Gather the lines below that include the string "Downloads", copying each in full.

▶ [Record set]:

----------------------------------------

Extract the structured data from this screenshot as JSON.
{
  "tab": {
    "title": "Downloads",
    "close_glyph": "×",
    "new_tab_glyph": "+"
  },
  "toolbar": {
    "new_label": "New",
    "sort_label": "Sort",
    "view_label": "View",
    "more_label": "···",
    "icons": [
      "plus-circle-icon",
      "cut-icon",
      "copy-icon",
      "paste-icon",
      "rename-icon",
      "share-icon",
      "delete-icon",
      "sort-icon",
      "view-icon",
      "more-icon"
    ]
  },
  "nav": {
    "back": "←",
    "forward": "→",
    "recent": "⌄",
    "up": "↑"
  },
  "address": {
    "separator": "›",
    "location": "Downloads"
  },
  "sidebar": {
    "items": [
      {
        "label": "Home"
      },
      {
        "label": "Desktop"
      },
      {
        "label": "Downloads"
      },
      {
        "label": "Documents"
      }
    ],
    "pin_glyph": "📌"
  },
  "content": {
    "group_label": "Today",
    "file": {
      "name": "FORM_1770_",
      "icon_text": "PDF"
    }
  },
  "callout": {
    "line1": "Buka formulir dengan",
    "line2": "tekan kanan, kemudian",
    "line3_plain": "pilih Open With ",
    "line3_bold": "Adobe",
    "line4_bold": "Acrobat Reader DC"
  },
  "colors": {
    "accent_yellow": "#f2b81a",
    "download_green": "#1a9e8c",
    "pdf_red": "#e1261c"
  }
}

----------------------------------------

▶ [Answer to the exercise]:
    "title": "Downloads",
    "location": "Downloads"
        "label": "Downloads"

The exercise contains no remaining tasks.